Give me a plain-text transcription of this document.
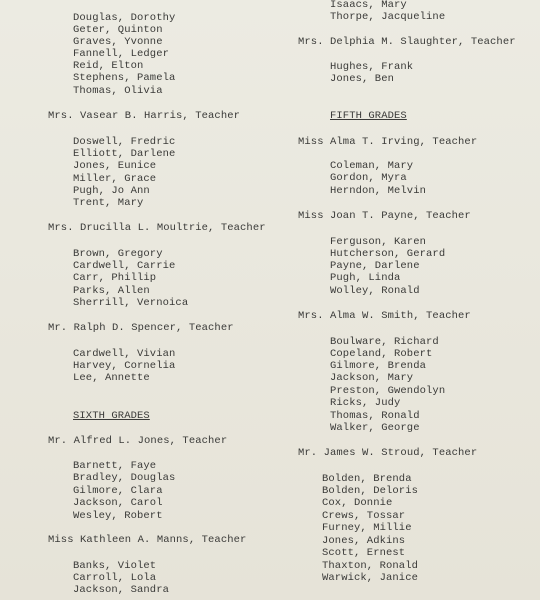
Douglas, Dorothy
Geter, Quinton
Graves, Yvonne
Fannell, Ledger
Reid, Elton
Stephens, Pamela
Thomas, Olivia
Mrs. Vasear B. Harris, Teacher
Doswell, Fredric
Elliott, Darlene
Jones, Eunice
Miller, Grace
Pugh, Jo Ann
Trent, Mary
Mrs. Drucilla L. Moultrie, Teacher
Brown, Gregory
Cardwell, Carrie
Carr, Phillip
Parks, Allen
Sherrill, Vernoica
Mr. Ralph D. Spencer, Teacher
Cardwell, Vivian
Harvey, Cornelia
Lee, Annette
SIXTH GRADES
Mr. Alfred L. Jones, Teacher
Barnett, Faye
Bradley, Douglas
Gilmore, Clara
Jackson, Carol
Wesley, Robert
Miss Kathleen A. Manns, Teacher
Banks, Violet
Carroll, Lola
Jackson, Sandra
Isaacs, Mary
Thorpe, Jacqueline
Mrs. Delphia M. Slaughter, Teacher
Hughes, Frank
Jones, Ben
FIFTH GRADES
Miss Alma T. Irving, Teacher
Coleman, Mary
Gordon, Myra
Herndon, Melvin
Miss Joan T. Payne, Teacher
Ferguson, Karen
Hutcherson, Gerard
Payne, Darlene
Pugh, Linda
Wolley, Ronald
Mrs. Alma W. Smith, Teacher
Boulware, Richard
Copeland, Robert
Gilmore, Brenda
Jackson, Mary
Preston, Gwendolyn
Ricks, Judy
Thomas, Ronald
Walker, George
Mr. James W. Stroud, Teacher
Bolden, Brenda
Bolden, Deloris
Cox, Donnie
Crews, Tossar
Furney, Millie
Jones, Adkins
Scott, Ernest
Thaxton, Ronald
Warwick, Janice
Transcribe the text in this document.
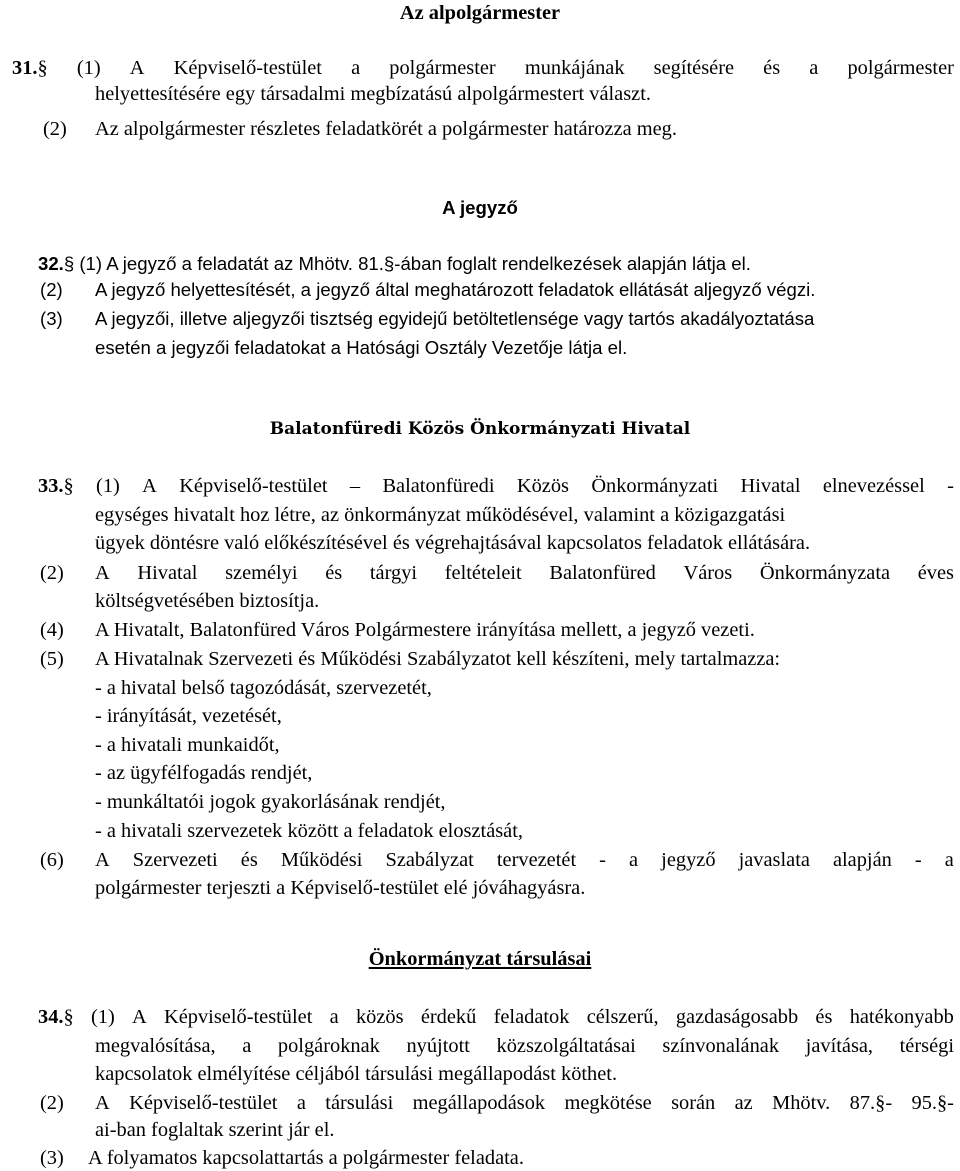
Az alpolgármester
31.§ (1) A Képviselő-testület a polgármester munkájának segítésére és a polgármester
helyettesítésére egy társadalmi megbízatású alpolgármestert választ.
(2) Az alpolgármester részletes feladatkörét a polgármester határozza meg.
A jegyző
32.§ (1) A jegyző a feladatát az Mhötv. 81.§-ában foglalt rendelkezések alapján látja el.
(2) A jegyző helyettesítését, a jegyző által meghatározott feladatok ellátását aljegyző végzi.
(3) A jegyzői, illetve aljegyzői tisztség egyidejű betöltetlensége vagy tartós akadályoztatása
esetén a jegyzői feladatokat a Hatósági Osztály Vezetője látja el.
Balatonfüredi Közös Önkormányzati Hivatal
33.§ (1) A Képviselő-testület – Balatonfüredi Közös Önkormányzati Hivatal elnevezéssel -
egységes hivatalt hoz létre, az önkormányzat működésével, valamint a közigazgatási
ügyek döntésre való előkészítésével és végrehajtásával kapcsolatos feladatok ellátására.
(2) A Hivatal személyi és tárgyi feltételeit Balatonfüred Város Önkormányzata éves
költségvetésében biztosítja.
(4) A Hivatalt, Balatonfüred Város Polgármestere irányítása mellett, a jegyző vezeti.
(5) A Hivatalnak Szervezeti és Működési Szabályzatot kell készíteni, mely tartalmazza:
- a hivatal belső tagozódását, szervezetét,
- irányítását, vezetését,
- a hivatali munkaidőt,
- az ügyfélfogadás rendjét,
- munkáltatói jogok gyakorlásának rendjét,
- a hivatali szervezetek között a feladatok elosztását,
(6) A Szervezeti és Működési Szabályzat tervezetét - a jegyző javaslata alapján - a
polgármester terjeszti a Képviselő-testület elé jóváhagyásra.
Önkormányzat társulásai
34.§ (1) A Képviselő-testület a közös érdekű feladatok célszerű, gazdaságosabb és hatékonyabb
megvalósítása, a polgároknak nyújtott közszolgáltatásai színvonalának javítása, térségi
kapcsolatok elmélyítése céljából társulási megállapodást köthet.
(2) A Képviselő-testület a társulási megállapodások megkötése során az Mhötv. 87.§- 95.§-
ai-ban foglaltak szerint jár el.
(3) A folyamatos kapcsolattartás a polgármester feladata.
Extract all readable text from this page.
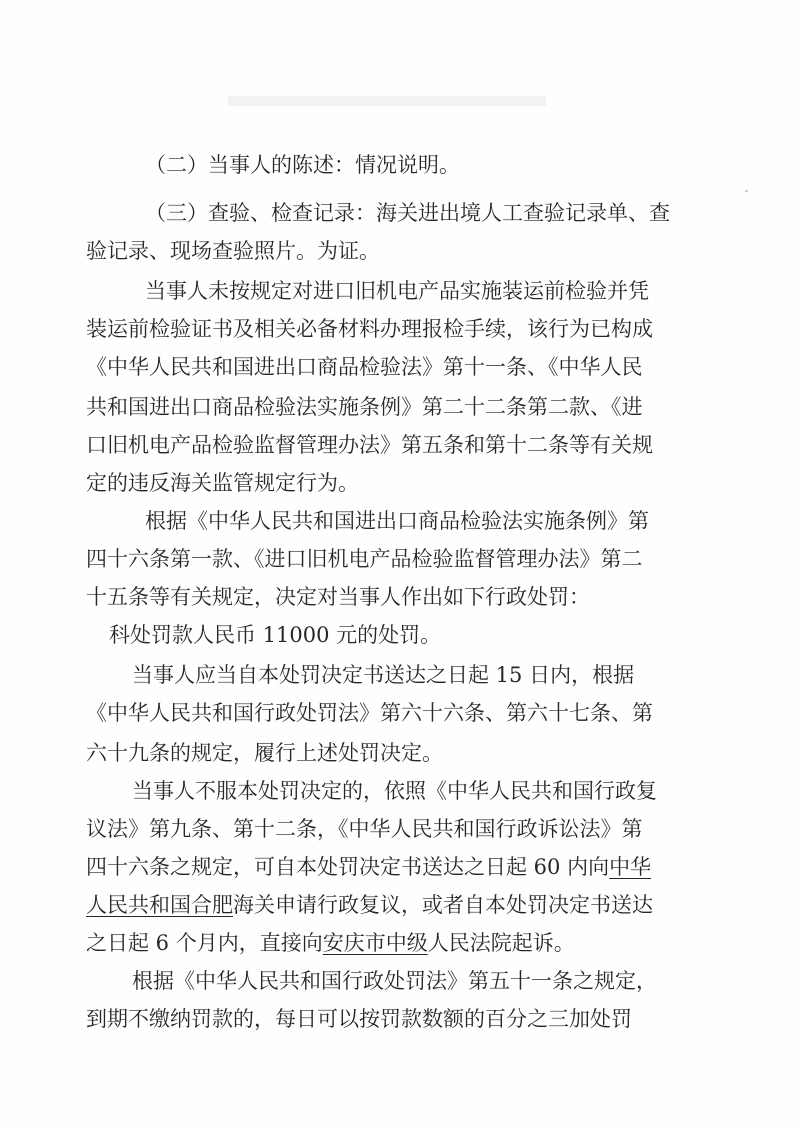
（二）当事人的陈述：情况说明。

（三）查验、检查记录：海关进出境人工查验记录单、查

验记录、现场查验照片。为证。

当事人未按规定对进口旧机电产品实施装运前检验并凭

装运前检验证书及相关必备材料办理报检手续，该行为已构成

《中华人民共和国进出口商品检验法》第十一条、《中华人民

共和国进出口商品检验法实施条例》第二十二条第二款、《进

口旧机电产品检验监督管理办法》第五条和第十二条等有关规

定的违反海关监管规定行为。

根据《中华人民共和国进出口商品检验法实施条例》第

四十六条第一款、《进口旧机电产品检验监督管理办法》第二

十五条等有关规定，决定对当事人作出如下行政处罚：

科处罚款人民币 11000 元的处罚。

当事人应当自本处罚决定书送达之日起 15 日内，根据

《中华人民共和国行政处罚法》第六十六条、第六十七条、第

六十九条的规定，履行上述处罚决定。

当事人不服本处罚决定的，依照《中华人民共和国行政复

议法》第九条、第十二条，《中华人民共和国行政诉讼法》第

四十六条之规定，可自本处罚决定书送达之日起 60 内向中华

人民共和国合肥海关申请行政复议，或者自本处罚决定书送达

之日起 6 个月内，直接向安庆市中级人民法院起诉。

根据《中华人民共和国行政处罚法》第五十一条之规定，

到期不缴纳罚款的，每日可以按罚款数额的百分之三加处罚
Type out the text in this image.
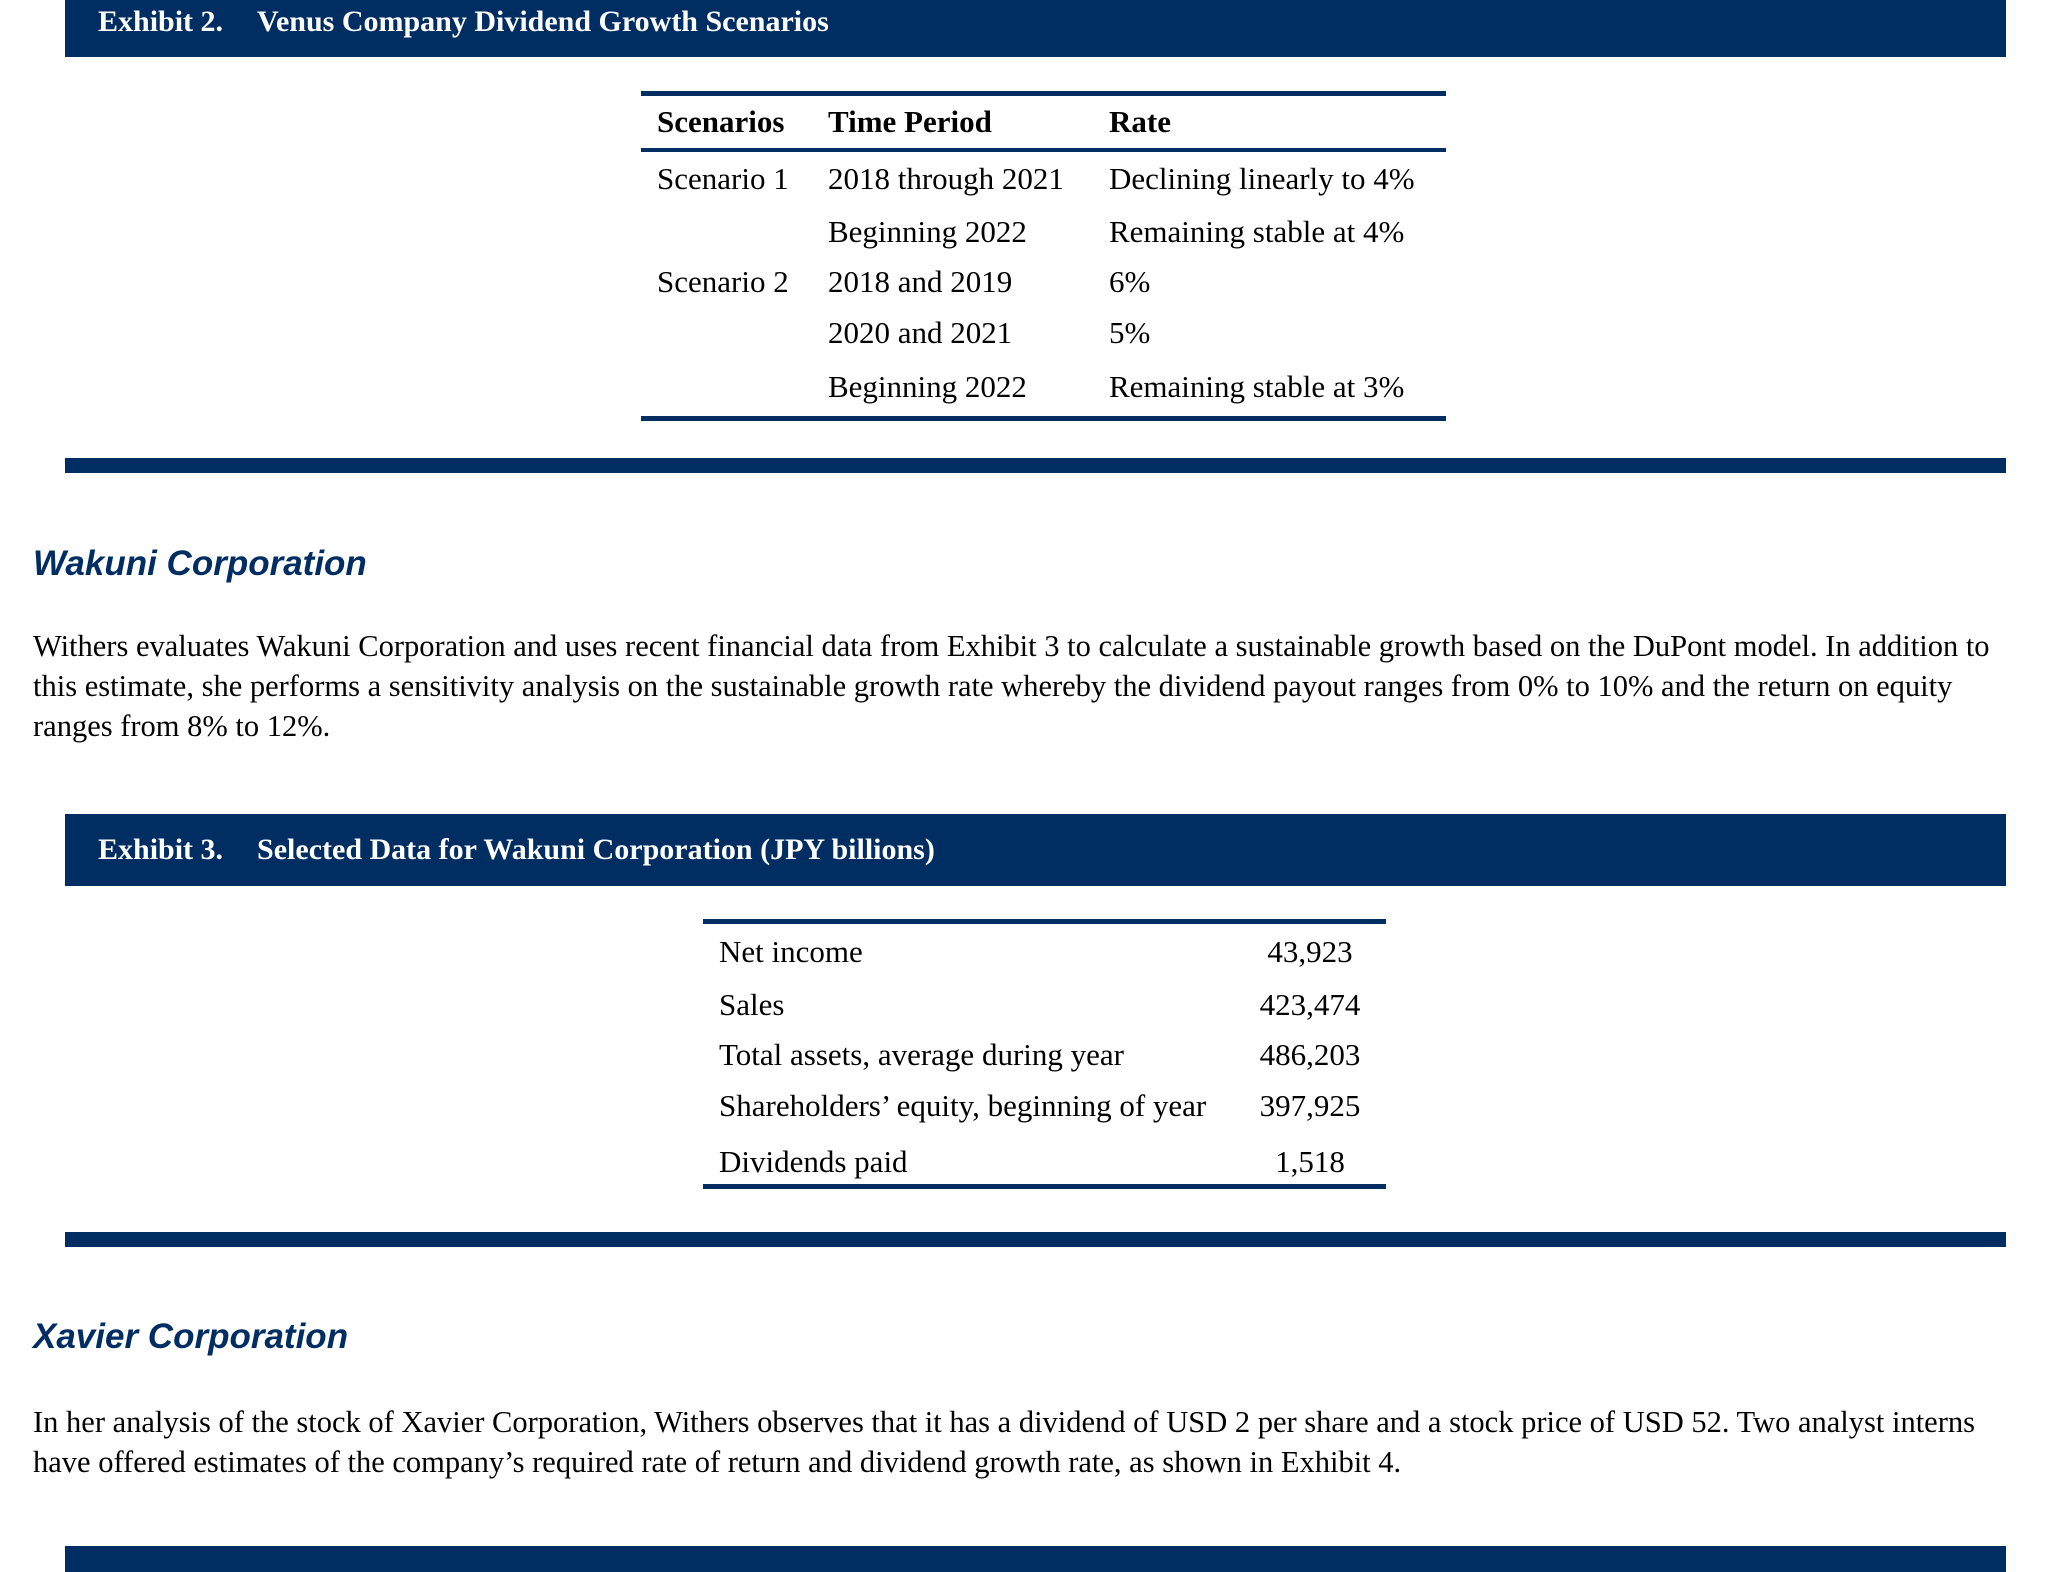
Exhibit 2. Venus Company Dividend Growth Scenarios
Scenarios	Time Period	Rate
Scenario 1	2018 through 2021	Declining linearly to 4%
	Beginning 2022	Remaining stable at 4%
Scenario 2	2018 and 2019	6%
	2020 and 2021	5%
	Beginning 2022	Remaining stable at 3%
Wakuni Corporation

Withers evaluates Wakuni Corporation and uses recent financial data from Exhibit 3 to calculate a sustainable growth based on the DuPont model. In addition to this estimate, she performs a sensitivity analysis on the sustainable growth rate whereby the dividend payout ranges from 0% to 10% and the return on equity ranges from 8% to 12%.

Exhibit 3. Selected Data for Wakuni Corporation (JPY billions)
Net income	43,923
Sales	423,474
Total assets, average during year	486,203
Shareholders’ equity, beginning of year	397,925
Dividends paid	1,518
Xavier Corporation

In her analysis of the stock of Xavier Corporation, Withers observes that it has a dividend of USD 2 per share and a stock price of USD 52. Two analyst interns have offered estimates of the company’s required rate of return and dividend growth rate, as shown in Exhibit 4.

→ Directive
Print every entry above again without changing a word, and omit the pictures.

→ Worked answer
Give me a plain-text transcription of this document.
Douglas, Dorothy
Geter, Quinton
Graves, Yvonne
Fannell, Ledger
Reid, Elton
Stephens, Pamela
Thomas, Olivia
Mrs. Vasear B. Harris, Teacher
Doswell, Fredric
Elliott, Darlene
Jones, Eunice
Miller, Grace
Pugh, Jo Ann
Trent, Mary
Mrs. Drucilla L. Moultrie, Teacher
Brown, Gregory
Cardwell, Carrie
Carr, Phillip
Parks, Allen
Sherrill, Vernoica
Mr. Ralph D. Spencer, Teacher
Cardwell, Vivian
Harvey, Cornelia
Lee, Annette
SIXTH GRADES
Mr. Alfred L. Jones, Teacher
Barnett, Faye
Bradley, Douglas
Gilmore, Clara
Jackson, Carol
Wesley, Robert
Miss Kathleen A. Manns, Teacher
Banks, Violet
Carroll, Lola
Jackson, Sandra
Isaacs, Mary
Thorpe, Jacqueline
Mrs. Delphia M. Slaughter, Teacher
Hughes, Frank
Jones, Ben
FIFTH GRADES
Miss Alma T. Irving, Teacher
Coleman, Mary
Gordon, Myra
Herndon, Melvin
Miss Joan T. Payne, Teacher
Ferguson, Karen
Hutcherson, Gerard
Payne, Darlene
Pugh, Linda
Wolley, Ronald
Mrs. Alma W. Smith, Teacher
Boulware, Richard
Copeland, Robert
Gilmore, Brenda
Jackson, Mary
Preston, Gwendolyn
Ricks, Judy
Thomas, Ronald
Walker, George
Mr. James W. Stroud, Teacher
Bolden, Brenda
Bolden, Deloris
Cox, Donnie
Crews, Tossar
Furney, Millie
Jones, Adkins
Scott, Ernest
Thaxton, Ronald
Warwick, Janice
Transcribe the text in this document.
Az alpolgármester
31.§ (1) A Képviselő-testület a polgármester munkájának segítésére és a polgármester
helyettesítésére egy társadalmi megbízatású alpolgármestert választ.
(2) Az alpolgármester részletes feladatkörét a polgármester határozza meg.
A jegyző
32.§ (1) A jegyző a feladatát az Mhötv. 81.§-ában foglalt rendelkezések alapján látja el.
(2) A jegyző helyettesítését, a jegyző által meghatározott feladatok ellátását aljegyző végzi.
(3) A jegyzői, illetve aljegyzői tisztség egyidejű betöltetlensége vagy tartós akadályoztatása
esetén a jegyzői feladatokat a Hatósági Osztály Vezetője látja el.
Balatonfüredi Közös Önkormányzati Hivatal
33.§ (1) A Képviselő-testület – Balatonfüredi Közös Önkormányzati Hivatal elnevezéssel -
egységes hivatalt hoz létre, az önkormányzat működésével, valamint a közigazgatási
ügyek döntésre való előkészítésével és végrehajtásával kapcsolatos feladatok ellátására.
(2) A Hivatal személyi és tárgyi feltételeit Balatonfüred Város Önkormányzata éves
költségvetésében biztosítja.
(4) A Hivatalt, Balatonfüred Város Polgármestere irányítása mellett, a jegyző vezeti.
(5) A Hivatalnak Szervezeti és Működési Szabályzatot kell készíteni, mely tartalmazza:
- a hivatal belső tagozódását, szervezetét,
- irányítását, vezetését,
- a hivatali munkaidőt,
- az ügyfélfogadás rendjét,
- munkáltatói jogok gyakorlásának rendjét,
- a hivatali szervezetek között a feladatok elosztását,
(6) A Szervezeti és Működési Szabályzat tervezetét - a jegyző javaslata alapján - a
polgármester terjeszti a Képviselő-testület elé jóváhagyásra.
Önkormányzat társulásai
34.§ (1) A Képviselő-testület a közös érdekű feladatok célszerű, gazdaságosabb és hatékonyabb
megvalósítása, a polgároknak nyújtott közszolgáltatásai színvonalának javítása, térségi
kapcsolatok elmélyítése céljából társulási megállapodást köthet.
(2) A Képviselő-testület a társulási megállapodások megkötése során az Mhötv. 87.§- 95.§-
ai-ban foglaltak szerint jár el.
(3) A folyamatos kapcsolattartás a polgármester feladata.
Extract all readable text from this page.
（二）当事人的陈述：情况说明。

（三）查验、检查记录：海关进出境人工查验记录单、查

验记录、现场查验照片。为证。

当事人未按规定对进口旧机电产品实施装运前检验并凭

装运前检验证书及相关必备材料办理报检手续，该行为已构成

《中华人民共和国进出口商品检验法》第十一条、《中华人民

共和国进出口商品检验法实施条例》第二十二条第二款、《进

口旧机电产品检验监督管理办法》第五条和第十二条等有关规

定的违反海关监管规定行为。

根据《中华人民共和国进出口商品检验法实施条例》第

四十六条第一款、《进口旧机电产品检验监督管理办法》第二

十五条等有关规定，决定对当事人作出如下行政处罚：

科处罚款人民币 11000 元的处罚。

当事人应当自本处罚决定书送达之日起 15 日内，根据

《中华人民共和国行政处罚法》第六十六条、第六十七条、第

六十九条的规定，履行上述处罚决定。

当事人不服本处罚决定的，依照《中华人民共和国行政复

议法》第九条、第十二条，《中华人民共和国行政诉讼法》第

四十六条之规定，可自本处罚决定书送达之日起 60 内向中华

人民共和国合肥海关申请行政复议，或者自本处罚决定书送达

之日起 6 个月内，直接向安庆市中级人民法院起诉。

根据《中华人民共和国行政处罚法》第五十一条之规定，

到期不缴纳罚款的，每日可以按罚款数额的百分之三加处罚
Type out the text in this image.
Exhibit 2. Venus Company Dividend Growth Scenarios
Scenarios	Time Period	Rate
Scenario 1	2018 through 2021	Declining linearly to 4%
	Beginning 2022	Remaining stable at 4%
Scenario 2	2018 and 2019	6%
	2020 and 2021	5%
	Beginning 2022	Remaining stable at 3%
Wakuni Corporation

Withers evaluates Wakuni Corporation and uses recent financial data from Exhibit 3 to calculate a sustainable growth based on the DuPont model. In addition to this estimate, she performs a sensitivity analysis on the sustainable growth rate whereby the dividend payout ranges from 0% to 10% and the return on equity ranges from 8% to 12%.

Exhibit 3. Selected Data for Wakuni Corporation (JPY billions)
Net income	43,923
Sales	423,474
Total assets, average during year	486,203
Shareholders’ equity, beginning of year	397,925
Dividends paid	1,518
Xavier Corporation

In her analysis of the stock of Xavier Corporation, Withers observes that it has a dividend of USD 2 per share and a stock price of USD 52. Two analyst interns have offered estimates of the company’s required rate of return and dividend growth rate, as shown in Exhibit 4.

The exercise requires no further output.